Work instructions:
Starting with the line that holds "Give me a plain-text", reproduce each line through the last one of the data, exactly as written. Pictures are not copied.
________________
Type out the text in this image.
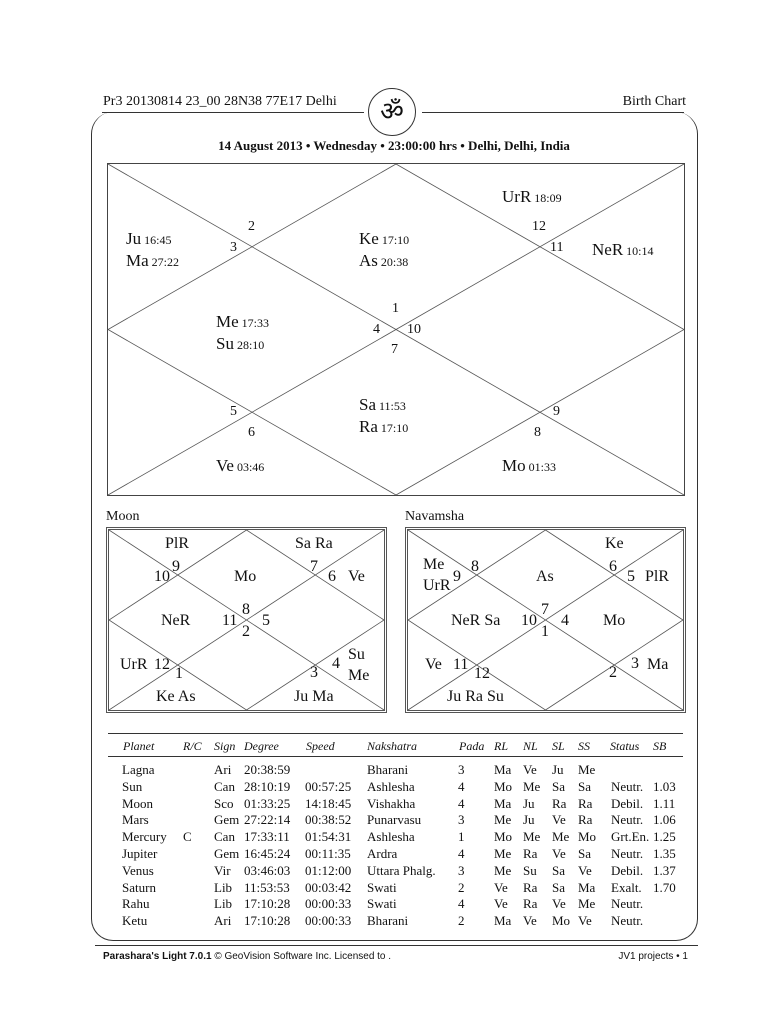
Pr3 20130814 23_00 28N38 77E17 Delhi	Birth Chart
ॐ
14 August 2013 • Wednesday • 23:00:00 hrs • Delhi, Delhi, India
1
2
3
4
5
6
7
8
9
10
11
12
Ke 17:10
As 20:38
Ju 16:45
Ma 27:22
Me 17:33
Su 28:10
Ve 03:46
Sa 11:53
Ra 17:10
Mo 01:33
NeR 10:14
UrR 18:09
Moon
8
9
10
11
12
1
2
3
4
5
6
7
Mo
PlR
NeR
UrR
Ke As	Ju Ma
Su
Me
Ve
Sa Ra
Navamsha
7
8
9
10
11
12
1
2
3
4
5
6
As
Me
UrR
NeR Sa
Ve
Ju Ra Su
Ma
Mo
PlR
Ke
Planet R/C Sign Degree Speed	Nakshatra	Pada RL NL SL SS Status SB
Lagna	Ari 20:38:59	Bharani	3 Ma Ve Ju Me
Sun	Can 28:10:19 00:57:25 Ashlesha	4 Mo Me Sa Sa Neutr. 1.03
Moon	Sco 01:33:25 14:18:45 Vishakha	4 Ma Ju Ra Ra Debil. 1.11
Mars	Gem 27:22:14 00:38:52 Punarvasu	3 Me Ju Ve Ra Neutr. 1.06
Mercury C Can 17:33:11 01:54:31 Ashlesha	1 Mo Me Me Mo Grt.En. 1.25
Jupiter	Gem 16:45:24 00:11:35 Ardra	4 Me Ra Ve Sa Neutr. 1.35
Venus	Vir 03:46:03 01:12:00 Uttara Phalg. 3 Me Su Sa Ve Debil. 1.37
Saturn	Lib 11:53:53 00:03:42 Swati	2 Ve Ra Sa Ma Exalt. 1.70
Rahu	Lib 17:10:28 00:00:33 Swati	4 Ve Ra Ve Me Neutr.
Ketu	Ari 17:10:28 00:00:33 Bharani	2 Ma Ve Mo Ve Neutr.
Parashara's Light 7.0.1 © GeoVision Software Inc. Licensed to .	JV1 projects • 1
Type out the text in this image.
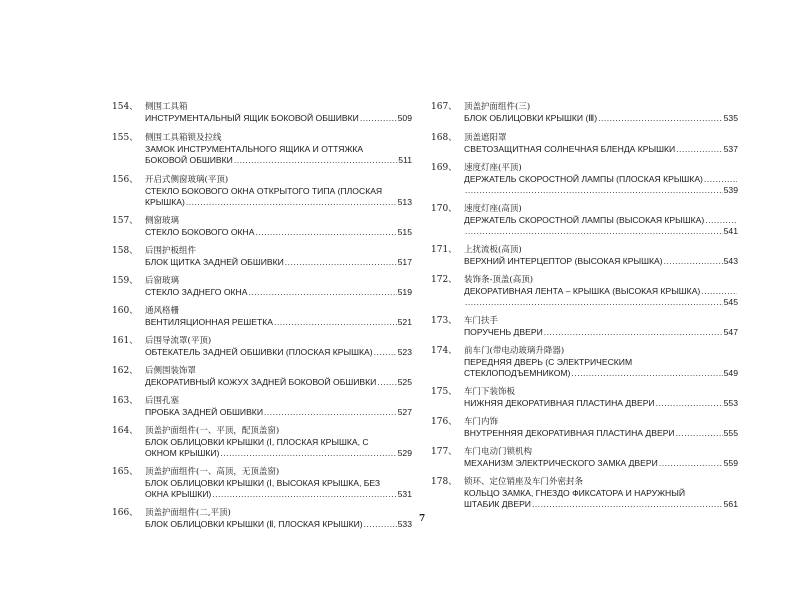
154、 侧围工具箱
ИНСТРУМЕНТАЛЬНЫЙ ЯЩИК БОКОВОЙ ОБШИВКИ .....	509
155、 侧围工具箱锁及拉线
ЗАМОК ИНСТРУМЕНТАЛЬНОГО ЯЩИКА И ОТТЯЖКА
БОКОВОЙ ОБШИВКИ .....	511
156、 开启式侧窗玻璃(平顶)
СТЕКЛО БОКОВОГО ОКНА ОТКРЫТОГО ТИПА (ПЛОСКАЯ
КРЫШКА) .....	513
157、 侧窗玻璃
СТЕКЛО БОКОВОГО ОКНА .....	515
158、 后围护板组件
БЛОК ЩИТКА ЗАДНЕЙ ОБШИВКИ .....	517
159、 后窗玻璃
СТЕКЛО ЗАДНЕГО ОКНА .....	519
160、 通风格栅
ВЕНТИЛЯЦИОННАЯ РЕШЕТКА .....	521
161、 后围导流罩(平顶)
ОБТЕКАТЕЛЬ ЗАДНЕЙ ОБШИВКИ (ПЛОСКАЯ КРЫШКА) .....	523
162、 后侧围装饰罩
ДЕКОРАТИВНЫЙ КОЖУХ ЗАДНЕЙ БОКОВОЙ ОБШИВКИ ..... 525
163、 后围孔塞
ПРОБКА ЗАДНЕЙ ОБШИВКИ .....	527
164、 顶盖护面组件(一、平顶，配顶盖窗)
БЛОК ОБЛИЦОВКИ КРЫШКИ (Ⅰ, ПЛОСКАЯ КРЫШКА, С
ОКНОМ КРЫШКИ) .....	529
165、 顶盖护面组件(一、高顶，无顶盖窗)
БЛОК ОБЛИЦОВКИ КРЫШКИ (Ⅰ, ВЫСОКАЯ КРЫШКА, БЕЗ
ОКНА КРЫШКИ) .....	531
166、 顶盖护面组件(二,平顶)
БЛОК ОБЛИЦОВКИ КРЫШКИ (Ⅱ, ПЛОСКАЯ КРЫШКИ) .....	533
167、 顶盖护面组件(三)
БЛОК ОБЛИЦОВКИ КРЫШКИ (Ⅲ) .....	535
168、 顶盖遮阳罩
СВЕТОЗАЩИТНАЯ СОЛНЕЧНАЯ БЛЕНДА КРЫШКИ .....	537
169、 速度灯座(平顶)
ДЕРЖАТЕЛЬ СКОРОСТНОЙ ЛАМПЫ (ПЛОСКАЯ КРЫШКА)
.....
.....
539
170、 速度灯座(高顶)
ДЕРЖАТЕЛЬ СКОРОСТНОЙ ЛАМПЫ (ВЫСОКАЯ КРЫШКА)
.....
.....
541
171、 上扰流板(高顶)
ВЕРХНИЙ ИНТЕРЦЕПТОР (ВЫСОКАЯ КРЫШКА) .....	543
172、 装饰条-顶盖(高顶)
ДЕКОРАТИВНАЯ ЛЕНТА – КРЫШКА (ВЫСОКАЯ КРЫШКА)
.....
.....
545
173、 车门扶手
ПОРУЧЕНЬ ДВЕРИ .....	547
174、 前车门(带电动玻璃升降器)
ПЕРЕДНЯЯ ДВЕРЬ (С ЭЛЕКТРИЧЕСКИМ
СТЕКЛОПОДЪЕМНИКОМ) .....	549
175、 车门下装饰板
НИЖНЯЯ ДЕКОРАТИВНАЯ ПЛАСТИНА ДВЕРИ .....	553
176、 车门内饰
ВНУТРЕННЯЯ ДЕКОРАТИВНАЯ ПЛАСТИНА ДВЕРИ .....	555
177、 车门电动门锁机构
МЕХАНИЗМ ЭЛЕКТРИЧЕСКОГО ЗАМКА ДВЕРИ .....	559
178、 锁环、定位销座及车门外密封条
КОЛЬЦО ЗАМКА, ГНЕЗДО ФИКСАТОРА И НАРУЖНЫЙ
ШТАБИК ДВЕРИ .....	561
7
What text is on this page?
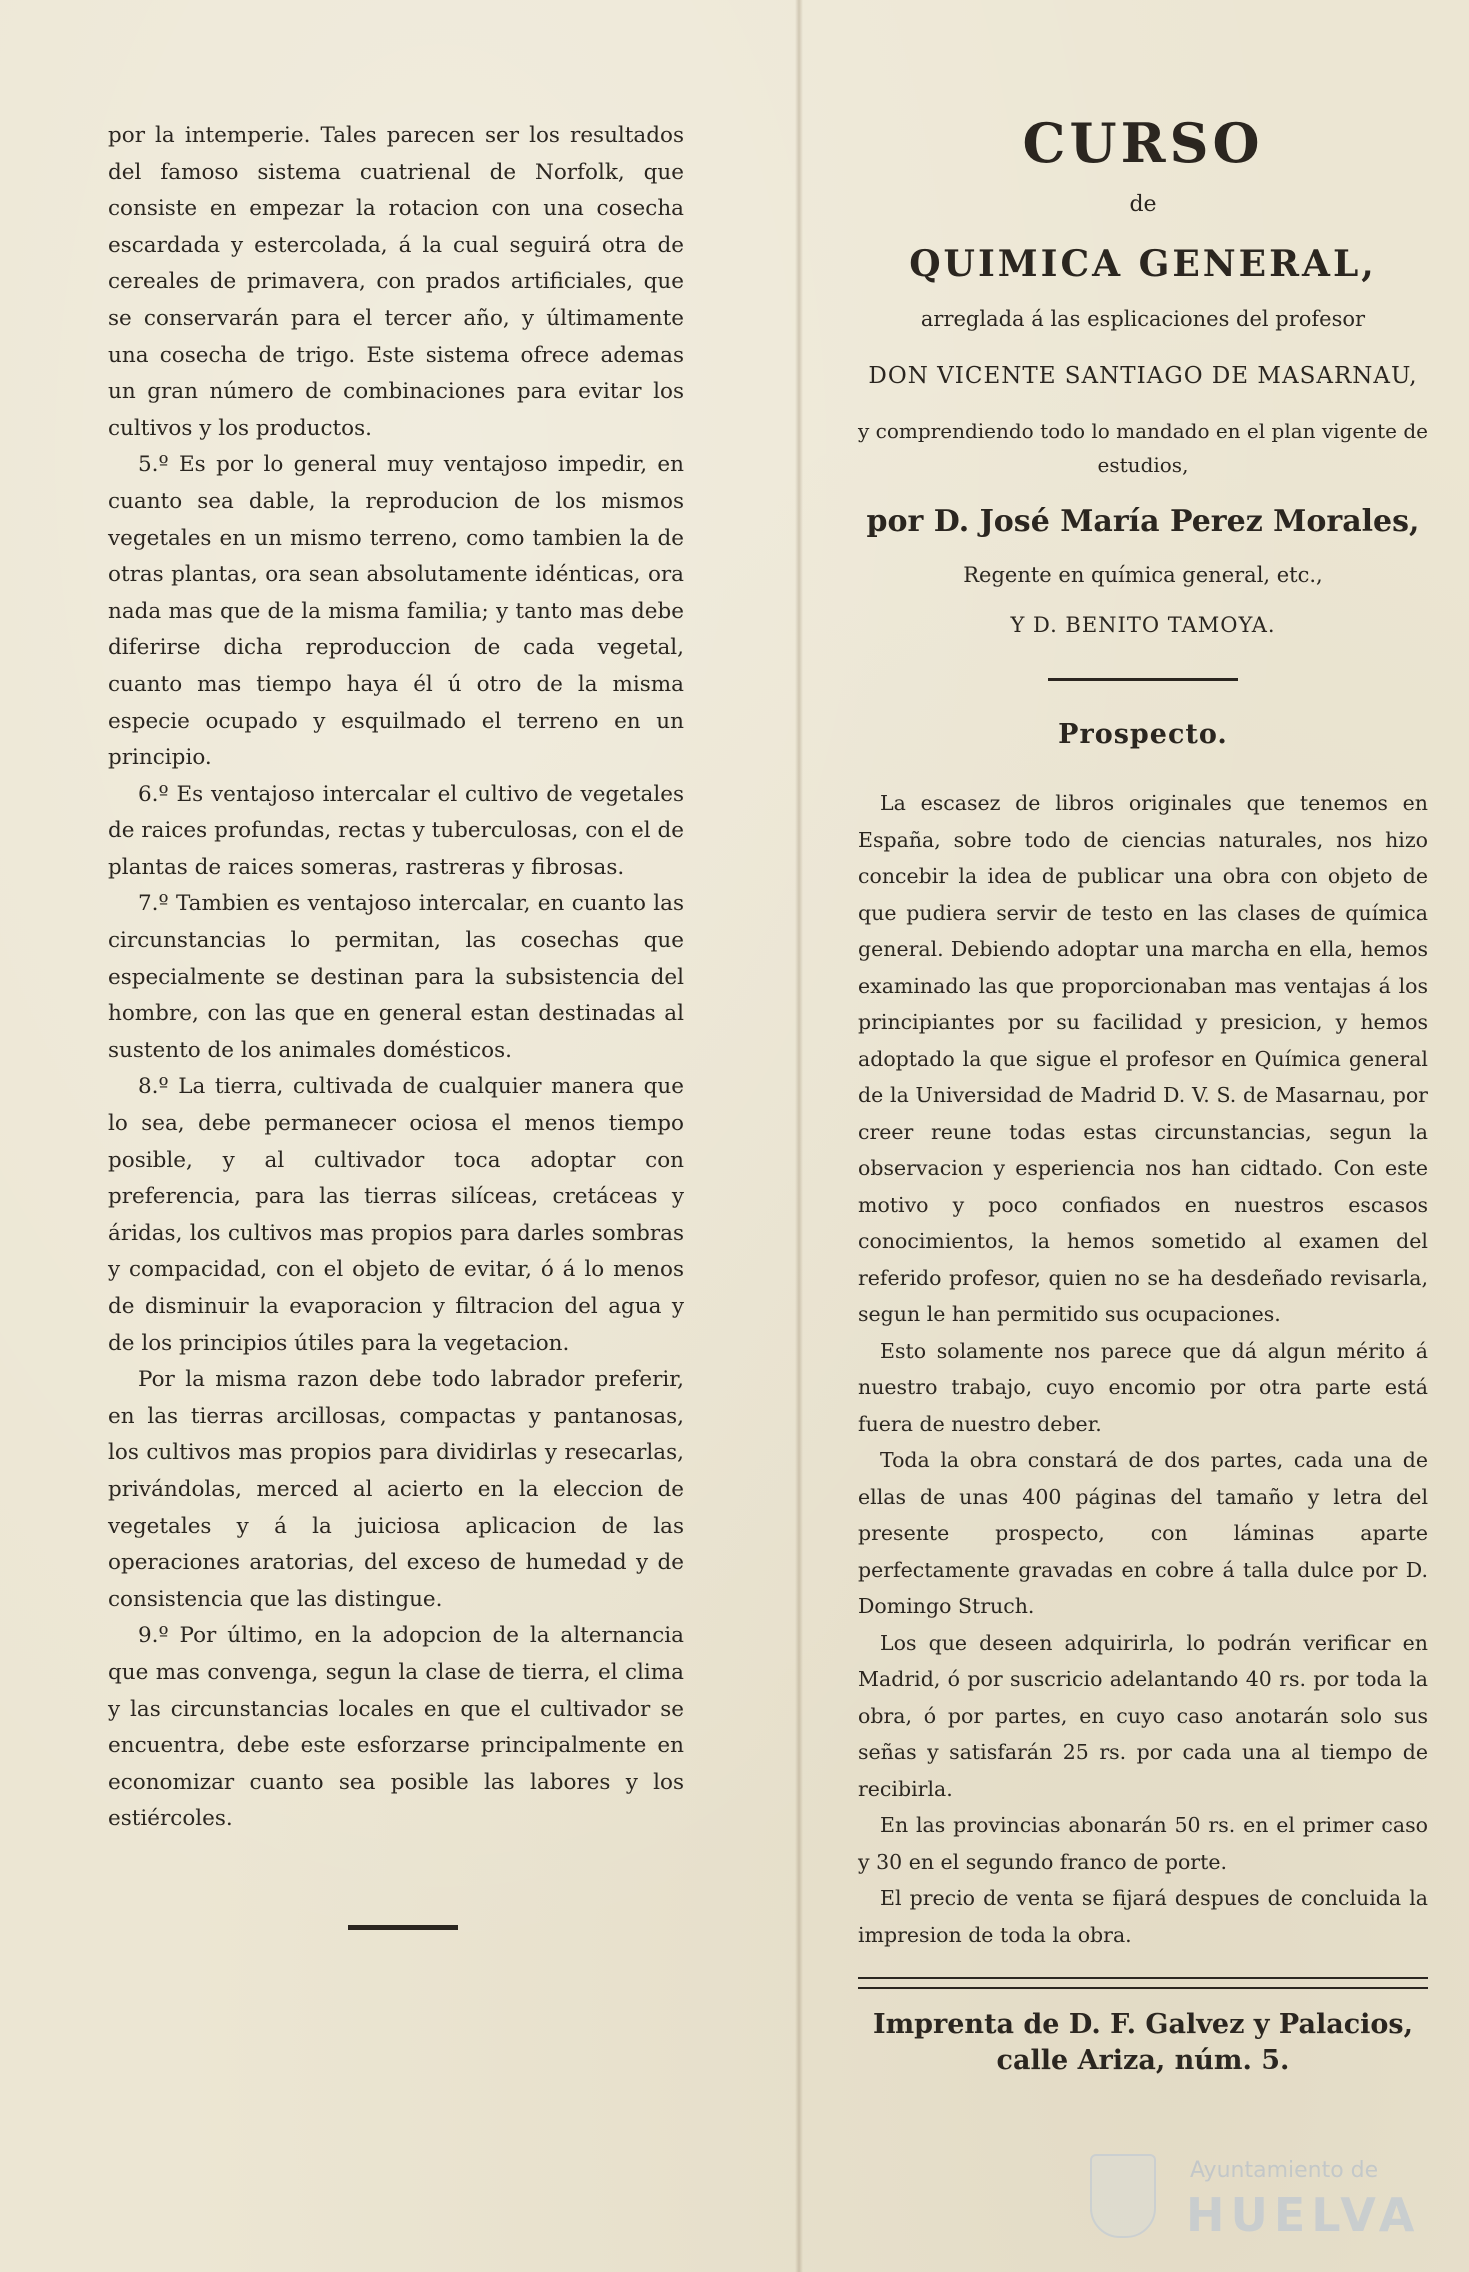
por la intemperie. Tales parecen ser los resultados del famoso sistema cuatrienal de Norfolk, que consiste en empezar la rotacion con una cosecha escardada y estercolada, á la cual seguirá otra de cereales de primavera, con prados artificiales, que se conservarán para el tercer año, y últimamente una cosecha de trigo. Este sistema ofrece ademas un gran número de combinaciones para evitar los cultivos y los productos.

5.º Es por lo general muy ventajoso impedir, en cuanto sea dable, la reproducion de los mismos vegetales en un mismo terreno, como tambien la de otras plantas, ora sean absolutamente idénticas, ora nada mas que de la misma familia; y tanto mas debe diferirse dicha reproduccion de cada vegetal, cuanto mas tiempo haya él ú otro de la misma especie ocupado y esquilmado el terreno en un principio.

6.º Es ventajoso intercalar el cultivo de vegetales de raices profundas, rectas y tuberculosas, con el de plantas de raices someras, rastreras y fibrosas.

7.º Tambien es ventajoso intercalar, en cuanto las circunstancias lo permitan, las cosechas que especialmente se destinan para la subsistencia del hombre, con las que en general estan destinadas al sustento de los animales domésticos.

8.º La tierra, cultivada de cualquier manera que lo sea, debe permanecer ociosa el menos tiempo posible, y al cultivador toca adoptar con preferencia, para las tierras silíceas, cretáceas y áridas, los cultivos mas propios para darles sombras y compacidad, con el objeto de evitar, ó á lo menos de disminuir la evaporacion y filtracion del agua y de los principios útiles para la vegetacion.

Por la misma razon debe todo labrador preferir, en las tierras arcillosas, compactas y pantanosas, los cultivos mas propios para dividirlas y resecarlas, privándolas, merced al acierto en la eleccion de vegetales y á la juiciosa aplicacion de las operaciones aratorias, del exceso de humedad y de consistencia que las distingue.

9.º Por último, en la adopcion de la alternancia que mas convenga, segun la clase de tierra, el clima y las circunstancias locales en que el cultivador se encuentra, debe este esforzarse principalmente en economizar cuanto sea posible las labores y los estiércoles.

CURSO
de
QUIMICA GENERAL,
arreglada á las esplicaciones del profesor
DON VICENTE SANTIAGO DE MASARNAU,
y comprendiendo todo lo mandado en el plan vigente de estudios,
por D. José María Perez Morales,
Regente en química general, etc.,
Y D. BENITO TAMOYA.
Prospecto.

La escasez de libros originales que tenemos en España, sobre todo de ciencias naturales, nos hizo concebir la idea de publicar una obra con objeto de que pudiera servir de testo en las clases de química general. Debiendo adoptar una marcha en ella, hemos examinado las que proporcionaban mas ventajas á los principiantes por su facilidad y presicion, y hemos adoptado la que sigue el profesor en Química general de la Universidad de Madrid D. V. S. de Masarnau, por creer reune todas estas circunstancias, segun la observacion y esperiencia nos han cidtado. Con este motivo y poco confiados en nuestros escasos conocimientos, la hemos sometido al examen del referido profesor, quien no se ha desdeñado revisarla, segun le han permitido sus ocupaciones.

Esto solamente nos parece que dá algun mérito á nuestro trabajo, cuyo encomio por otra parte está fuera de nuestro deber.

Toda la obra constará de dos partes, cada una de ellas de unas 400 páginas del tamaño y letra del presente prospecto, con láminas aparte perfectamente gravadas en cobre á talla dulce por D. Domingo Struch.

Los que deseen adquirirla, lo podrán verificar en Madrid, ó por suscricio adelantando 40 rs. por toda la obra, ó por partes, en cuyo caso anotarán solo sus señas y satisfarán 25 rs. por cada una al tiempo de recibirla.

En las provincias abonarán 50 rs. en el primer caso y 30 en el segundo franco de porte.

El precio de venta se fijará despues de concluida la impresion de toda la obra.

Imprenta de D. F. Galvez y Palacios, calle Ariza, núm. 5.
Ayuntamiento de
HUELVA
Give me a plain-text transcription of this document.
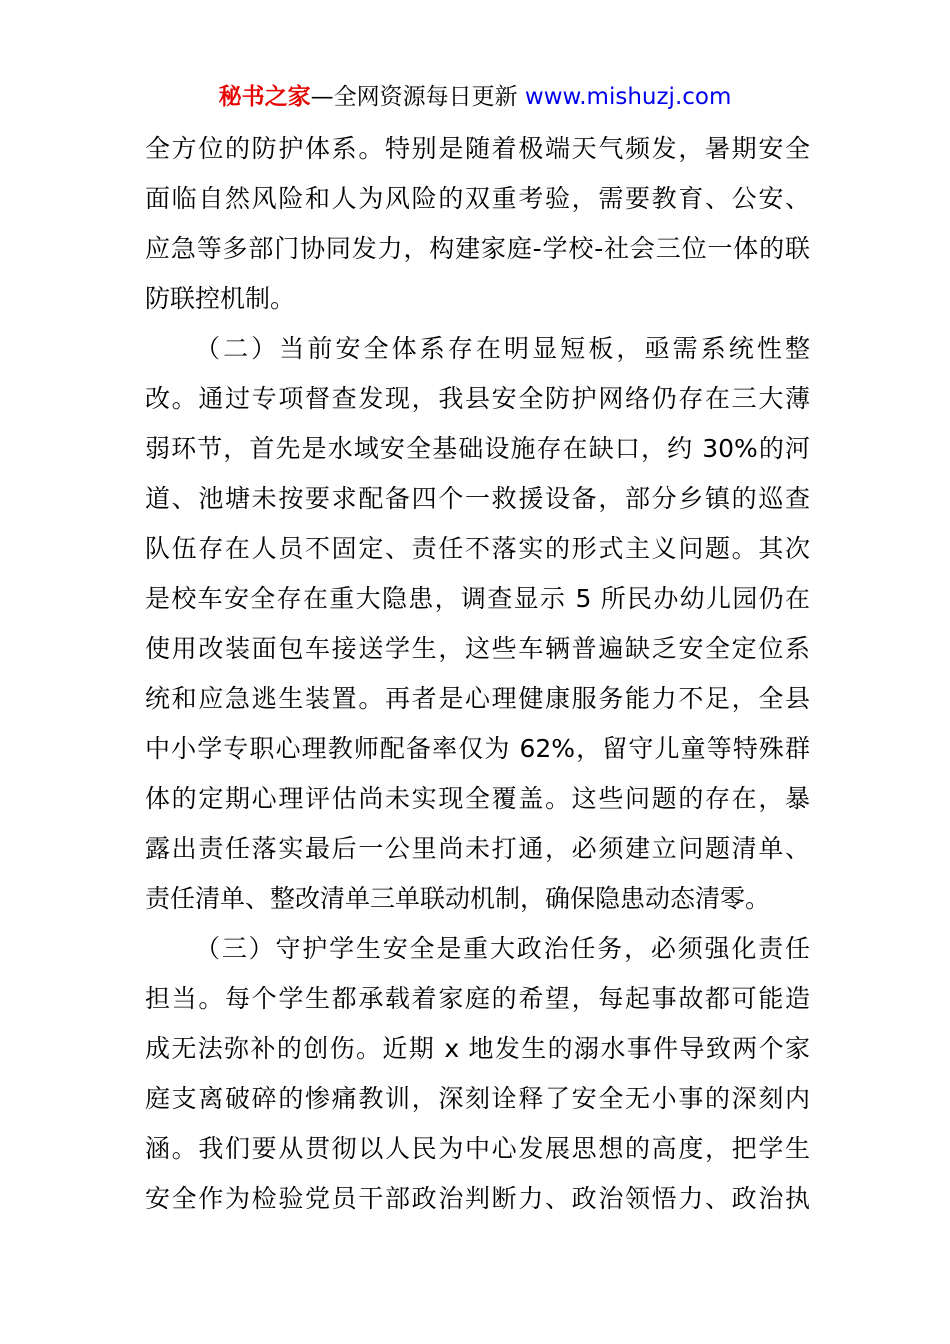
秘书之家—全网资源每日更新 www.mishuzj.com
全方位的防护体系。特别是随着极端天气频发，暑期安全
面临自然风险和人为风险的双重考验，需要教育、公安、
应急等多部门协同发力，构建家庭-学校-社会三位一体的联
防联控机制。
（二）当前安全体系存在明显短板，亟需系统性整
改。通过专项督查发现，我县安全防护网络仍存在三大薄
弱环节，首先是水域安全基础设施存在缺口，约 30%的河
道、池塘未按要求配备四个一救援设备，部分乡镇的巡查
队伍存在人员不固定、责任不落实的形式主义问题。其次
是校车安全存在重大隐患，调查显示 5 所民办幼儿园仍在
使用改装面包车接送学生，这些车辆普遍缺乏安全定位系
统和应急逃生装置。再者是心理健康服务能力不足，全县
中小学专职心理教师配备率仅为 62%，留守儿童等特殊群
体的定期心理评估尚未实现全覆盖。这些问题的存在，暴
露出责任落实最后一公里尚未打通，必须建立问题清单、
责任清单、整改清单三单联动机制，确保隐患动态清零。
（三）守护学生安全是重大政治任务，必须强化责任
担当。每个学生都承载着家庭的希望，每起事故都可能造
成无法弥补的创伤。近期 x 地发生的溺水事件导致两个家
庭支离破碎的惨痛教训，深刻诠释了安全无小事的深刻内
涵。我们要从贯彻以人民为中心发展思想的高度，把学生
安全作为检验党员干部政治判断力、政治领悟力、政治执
________________
Written response:
Give me a plain-text transcription of this document.
秘书之家—全网资源每日更新 www.mishuzj.com
全方位的防护体系。特别是随着极端天气频发，暑期安全
面临自然风险和人为风险的双重考验，需要教育、公安、
应急等多部门协同发力，构建家庭-学校-社会三位一体的联
防联控机制。
（二）当前安全体系存在明显短板，亟需系统性整
改。通过专项督查发现，我县安全防护网络仍存在三大薄
弱环节，首先是水域安全基础设施存在缺口，约 30%的河
道、池塘未按要求配备四个一救援设备，部分乡镇的巡查
队伍存在人员不固定、责任不落实的形式主义问题。其次
是校车安全存在重大隐患，调查显示 5 所民办幼儿园仍在
使用改装面包车接送学生，这些车辆普遍缺乏安全定位系
统和应急逃生装置。再者是心理健康服务能力不足，全县
中小学专职心理教师配备率仅为 62%，留守儿童等特殊群
体的定期心理评估尚未实现全覆盖。这些问题的存在，暴
露出责任落实最后一公里尚未打通，必须建立问题清单、
责任清单、整改清单三单联动机制，确保隐患动态清零。
（三）守护学生安全是重大政治任务，必须强化责任
担当。每个学生都承载着家庭的希望，每起事故都可能造
成无法弥补的创伤。近期 x 地发生的溺水事件导致两个家
庭支离破碎的惨痛教训，深刻诠释了安全无小事的深刻内
涵。我们要从贯彻以人民为中心发展思想的高度，把学生
安全作为检验党员干部政治判断力、政治领悟力、政治执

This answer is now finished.